* WHAT IS BEING ASKED:
In the entries that follow, find the word "screenshot" and report each line it is on.

## BEGIN TASK DATA

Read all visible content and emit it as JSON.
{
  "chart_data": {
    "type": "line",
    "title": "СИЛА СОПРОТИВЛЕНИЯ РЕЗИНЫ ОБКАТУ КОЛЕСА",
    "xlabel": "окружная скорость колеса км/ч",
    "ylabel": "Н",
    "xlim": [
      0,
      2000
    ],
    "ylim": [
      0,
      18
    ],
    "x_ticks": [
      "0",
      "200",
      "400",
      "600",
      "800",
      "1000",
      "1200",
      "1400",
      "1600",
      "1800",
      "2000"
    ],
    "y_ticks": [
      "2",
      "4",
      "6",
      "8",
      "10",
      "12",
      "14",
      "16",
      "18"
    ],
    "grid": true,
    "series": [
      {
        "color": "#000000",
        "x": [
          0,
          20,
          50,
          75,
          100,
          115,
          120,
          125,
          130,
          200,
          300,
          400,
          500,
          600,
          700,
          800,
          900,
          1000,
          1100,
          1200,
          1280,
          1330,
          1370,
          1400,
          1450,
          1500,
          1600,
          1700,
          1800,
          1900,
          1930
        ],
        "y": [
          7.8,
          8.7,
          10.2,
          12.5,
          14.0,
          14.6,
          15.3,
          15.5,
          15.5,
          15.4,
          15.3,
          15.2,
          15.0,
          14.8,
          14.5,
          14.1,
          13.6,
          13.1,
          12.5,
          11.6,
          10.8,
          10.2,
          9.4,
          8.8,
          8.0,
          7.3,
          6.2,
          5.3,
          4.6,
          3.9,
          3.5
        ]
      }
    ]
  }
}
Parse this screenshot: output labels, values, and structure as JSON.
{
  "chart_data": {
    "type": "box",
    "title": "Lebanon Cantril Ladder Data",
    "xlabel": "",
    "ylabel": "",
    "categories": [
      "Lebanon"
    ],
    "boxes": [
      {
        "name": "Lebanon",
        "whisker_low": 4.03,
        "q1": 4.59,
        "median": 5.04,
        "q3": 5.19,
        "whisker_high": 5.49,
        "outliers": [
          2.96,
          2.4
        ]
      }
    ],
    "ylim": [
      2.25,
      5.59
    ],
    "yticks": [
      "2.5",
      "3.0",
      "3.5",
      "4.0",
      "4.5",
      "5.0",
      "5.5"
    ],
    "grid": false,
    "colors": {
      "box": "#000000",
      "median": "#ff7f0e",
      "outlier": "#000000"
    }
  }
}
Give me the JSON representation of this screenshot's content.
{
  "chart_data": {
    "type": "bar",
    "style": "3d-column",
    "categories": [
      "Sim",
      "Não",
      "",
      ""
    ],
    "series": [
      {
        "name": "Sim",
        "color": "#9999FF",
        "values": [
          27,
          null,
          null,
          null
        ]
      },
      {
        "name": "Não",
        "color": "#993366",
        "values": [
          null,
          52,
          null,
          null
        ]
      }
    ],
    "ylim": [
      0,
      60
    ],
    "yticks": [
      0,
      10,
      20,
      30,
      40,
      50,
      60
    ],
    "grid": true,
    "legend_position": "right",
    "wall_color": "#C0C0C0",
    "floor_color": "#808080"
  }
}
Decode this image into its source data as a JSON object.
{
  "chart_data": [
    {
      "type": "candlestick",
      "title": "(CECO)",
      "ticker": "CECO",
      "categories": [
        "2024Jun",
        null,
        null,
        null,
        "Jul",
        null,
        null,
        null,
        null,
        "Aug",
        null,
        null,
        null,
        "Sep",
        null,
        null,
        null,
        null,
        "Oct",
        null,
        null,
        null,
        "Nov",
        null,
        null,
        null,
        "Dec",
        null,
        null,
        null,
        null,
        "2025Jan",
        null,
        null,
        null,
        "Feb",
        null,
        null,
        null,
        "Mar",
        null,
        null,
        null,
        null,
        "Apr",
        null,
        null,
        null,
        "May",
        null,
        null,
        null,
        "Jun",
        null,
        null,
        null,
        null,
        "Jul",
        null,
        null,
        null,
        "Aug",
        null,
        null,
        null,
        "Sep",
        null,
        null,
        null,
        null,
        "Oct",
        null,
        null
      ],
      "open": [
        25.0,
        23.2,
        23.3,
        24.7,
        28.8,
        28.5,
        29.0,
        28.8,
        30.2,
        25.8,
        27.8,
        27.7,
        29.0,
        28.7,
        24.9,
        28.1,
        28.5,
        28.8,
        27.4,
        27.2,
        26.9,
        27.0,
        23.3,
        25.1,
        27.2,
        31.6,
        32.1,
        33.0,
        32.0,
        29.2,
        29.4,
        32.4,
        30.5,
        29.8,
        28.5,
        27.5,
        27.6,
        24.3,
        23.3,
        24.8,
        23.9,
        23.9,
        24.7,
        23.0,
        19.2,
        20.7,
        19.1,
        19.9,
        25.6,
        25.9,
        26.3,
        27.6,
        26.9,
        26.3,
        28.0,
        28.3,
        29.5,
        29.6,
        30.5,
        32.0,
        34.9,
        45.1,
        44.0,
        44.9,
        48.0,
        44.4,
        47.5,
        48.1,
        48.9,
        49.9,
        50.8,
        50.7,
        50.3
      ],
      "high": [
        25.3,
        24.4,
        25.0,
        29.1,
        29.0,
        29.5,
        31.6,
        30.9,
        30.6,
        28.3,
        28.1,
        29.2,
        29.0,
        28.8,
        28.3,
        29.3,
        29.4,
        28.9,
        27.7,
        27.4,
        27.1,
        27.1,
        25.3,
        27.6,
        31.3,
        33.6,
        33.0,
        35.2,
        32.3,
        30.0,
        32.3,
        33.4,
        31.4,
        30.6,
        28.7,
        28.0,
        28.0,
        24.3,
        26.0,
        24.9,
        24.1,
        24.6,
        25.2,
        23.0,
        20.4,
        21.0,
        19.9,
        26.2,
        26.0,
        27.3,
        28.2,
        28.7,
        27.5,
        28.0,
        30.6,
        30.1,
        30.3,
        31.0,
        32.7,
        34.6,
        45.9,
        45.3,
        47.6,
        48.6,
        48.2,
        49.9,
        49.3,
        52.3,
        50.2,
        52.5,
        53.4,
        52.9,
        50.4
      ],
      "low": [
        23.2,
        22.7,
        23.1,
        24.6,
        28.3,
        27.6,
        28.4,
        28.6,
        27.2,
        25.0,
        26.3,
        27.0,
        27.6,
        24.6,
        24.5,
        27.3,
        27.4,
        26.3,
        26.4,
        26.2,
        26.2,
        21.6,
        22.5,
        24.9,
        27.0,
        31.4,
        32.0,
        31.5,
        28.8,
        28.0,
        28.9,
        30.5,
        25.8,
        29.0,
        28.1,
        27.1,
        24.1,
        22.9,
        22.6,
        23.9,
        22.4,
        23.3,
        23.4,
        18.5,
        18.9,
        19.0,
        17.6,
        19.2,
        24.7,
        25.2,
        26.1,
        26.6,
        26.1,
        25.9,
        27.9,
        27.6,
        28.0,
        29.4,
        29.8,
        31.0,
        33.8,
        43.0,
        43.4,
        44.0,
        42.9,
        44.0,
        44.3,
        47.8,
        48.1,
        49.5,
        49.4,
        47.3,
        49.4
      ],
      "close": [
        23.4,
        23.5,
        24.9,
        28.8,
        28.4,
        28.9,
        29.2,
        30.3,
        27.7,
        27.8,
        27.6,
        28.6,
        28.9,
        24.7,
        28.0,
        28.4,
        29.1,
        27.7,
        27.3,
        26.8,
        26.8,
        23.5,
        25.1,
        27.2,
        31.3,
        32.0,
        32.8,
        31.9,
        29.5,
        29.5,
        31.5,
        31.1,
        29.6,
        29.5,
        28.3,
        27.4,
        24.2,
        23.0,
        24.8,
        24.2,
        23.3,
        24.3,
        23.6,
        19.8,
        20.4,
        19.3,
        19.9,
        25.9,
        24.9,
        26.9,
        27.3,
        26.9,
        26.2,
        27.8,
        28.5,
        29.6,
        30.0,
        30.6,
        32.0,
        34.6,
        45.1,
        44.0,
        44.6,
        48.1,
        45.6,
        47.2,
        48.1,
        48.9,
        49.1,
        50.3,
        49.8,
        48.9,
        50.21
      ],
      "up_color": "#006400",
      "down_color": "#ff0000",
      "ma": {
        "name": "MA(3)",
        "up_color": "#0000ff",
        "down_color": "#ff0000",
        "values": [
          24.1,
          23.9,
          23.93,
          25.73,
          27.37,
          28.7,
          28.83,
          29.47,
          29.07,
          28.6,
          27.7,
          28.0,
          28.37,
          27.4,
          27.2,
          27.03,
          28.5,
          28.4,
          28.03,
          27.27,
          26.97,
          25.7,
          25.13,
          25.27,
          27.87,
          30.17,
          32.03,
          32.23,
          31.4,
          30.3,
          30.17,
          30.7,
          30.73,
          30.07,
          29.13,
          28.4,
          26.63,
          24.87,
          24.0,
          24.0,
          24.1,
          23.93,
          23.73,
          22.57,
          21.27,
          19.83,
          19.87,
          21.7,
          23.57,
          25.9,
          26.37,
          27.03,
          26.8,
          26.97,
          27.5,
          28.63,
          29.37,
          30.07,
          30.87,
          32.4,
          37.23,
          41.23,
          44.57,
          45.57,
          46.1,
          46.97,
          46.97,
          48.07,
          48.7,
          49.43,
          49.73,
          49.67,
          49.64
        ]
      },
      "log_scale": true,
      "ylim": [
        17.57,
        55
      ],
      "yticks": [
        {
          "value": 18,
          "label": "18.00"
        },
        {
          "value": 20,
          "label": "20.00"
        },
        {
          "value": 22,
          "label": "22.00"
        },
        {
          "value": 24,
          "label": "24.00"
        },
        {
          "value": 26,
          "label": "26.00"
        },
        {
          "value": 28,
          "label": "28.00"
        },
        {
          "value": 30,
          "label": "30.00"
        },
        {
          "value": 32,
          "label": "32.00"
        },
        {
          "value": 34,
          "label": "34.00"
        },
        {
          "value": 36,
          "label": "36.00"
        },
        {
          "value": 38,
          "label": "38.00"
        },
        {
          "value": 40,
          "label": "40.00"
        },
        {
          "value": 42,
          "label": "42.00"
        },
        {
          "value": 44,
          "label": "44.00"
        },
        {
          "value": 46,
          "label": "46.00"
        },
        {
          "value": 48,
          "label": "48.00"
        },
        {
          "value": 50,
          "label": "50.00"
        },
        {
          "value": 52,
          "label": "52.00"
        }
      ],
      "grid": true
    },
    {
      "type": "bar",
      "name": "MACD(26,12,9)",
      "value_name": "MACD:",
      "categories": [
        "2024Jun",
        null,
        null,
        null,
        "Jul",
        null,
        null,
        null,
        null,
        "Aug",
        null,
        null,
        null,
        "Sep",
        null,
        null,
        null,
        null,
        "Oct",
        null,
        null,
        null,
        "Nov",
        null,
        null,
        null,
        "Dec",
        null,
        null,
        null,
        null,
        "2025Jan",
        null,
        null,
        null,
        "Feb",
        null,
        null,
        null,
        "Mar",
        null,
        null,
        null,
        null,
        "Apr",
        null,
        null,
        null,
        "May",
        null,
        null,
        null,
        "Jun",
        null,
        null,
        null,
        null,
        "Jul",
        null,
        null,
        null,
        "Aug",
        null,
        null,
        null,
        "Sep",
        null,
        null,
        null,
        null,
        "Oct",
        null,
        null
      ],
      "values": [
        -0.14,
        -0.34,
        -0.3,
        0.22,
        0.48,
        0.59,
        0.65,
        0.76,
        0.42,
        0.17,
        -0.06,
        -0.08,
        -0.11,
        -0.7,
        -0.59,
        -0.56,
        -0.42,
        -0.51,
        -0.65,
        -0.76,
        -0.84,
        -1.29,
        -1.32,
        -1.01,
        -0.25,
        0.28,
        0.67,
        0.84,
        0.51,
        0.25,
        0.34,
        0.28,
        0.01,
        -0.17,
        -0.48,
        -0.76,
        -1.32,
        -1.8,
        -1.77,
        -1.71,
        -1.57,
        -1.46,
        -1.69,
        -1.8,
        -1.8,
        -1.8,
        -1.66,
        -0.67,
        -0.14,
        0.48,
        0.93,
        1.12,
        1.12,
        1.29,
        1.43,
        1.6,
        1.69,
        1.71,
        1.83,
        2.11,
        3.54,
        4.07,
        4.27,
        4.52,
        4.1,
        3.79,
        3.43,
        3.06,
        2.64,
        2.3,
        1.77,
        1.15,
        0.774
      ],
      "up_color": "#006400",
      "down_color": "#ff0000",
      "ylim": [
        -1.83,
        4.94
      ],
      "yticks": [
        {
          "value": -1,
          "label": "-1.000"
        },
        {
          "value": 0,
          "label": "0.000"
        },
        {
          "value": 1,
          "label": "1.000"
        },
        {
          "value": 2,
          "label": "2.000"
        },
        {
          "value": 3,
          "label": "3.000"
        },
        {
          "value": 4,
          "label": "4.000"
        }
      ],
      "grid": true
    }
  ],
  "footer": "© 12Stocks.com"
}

## END TASK DATA

* RESPONSE:
Parse this screenshot: output labels, values, and structure as JSON.
Give me the JSON representation of this screenshot's content.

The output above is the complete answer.